**REQUIRED WORK**
From the entries below, extract every line that includes the word "partida".

**DATASET ROWS**

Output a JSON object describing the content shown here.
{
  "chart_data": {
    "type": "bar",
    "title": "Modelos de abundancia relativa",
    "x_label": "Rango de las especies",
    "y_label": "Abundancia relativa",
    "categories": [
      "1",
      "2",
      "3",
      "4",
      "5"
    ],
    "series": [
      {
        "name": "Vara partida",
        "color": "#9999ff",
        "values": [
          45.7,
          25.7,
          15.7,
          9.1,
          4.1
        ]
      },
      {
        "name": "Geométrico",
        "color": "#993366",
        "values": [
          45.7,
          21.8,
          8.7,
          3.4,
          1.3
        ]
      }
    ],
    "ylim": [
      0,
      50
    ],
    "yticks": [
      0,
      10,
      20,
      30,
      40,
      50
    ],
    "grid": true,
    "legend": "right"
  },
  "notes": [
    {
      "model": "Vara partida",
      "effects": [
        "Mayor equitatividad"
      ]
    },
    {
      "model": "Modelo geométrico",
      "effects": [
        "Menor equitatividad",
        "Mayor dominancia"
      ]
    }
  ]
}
---
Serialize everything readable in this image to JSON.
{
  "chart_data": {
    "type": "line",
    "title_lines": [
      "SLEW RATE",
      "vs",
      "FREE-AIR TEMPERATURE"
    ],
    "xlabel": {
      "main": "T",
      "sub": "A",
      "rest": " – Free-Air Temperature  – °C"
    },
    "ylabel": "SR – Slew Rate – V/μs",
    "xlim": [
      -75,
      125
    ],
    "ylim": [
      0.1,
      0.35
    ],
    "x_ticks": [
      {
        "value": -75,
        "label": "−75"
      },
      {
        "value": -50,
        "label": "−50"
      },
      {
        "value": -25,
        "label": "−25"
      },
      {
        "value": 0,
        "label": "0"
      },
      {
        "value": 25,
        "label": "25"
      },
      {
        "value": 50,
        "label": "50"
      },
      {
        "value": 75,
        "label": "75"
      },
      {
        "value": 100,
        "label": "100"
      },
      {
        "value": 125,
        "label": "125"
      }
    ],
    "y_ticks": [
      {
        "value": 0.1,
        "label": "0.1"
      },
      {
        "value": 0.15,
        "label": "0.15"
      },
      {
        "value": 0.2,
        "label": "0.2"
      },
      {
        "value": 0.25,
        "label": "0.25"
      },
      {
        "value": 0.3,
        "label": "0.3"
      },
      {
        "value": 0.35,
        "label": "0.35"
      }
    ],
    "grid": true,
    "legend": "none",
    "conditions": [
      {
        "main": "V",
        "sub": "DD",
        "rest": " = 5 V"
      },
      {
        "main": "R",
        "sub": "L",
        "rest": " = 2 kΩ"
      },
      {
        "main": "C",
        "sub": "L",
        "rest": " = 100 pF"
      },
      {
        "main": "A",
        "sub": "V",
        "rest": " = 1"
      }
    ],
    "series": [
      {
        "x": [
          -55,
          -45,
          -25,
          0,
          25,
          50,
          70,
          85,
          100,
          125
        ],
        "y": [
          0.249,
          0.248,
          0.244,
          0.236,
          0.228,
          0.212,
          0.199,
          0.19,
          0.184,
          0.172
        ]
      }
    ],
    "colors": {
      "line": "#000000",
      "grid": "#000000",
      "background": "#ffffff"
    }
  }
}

**SOLUTION FOR THIS TASK**
        "name": "Vara partida",
      "model": "Vara partida",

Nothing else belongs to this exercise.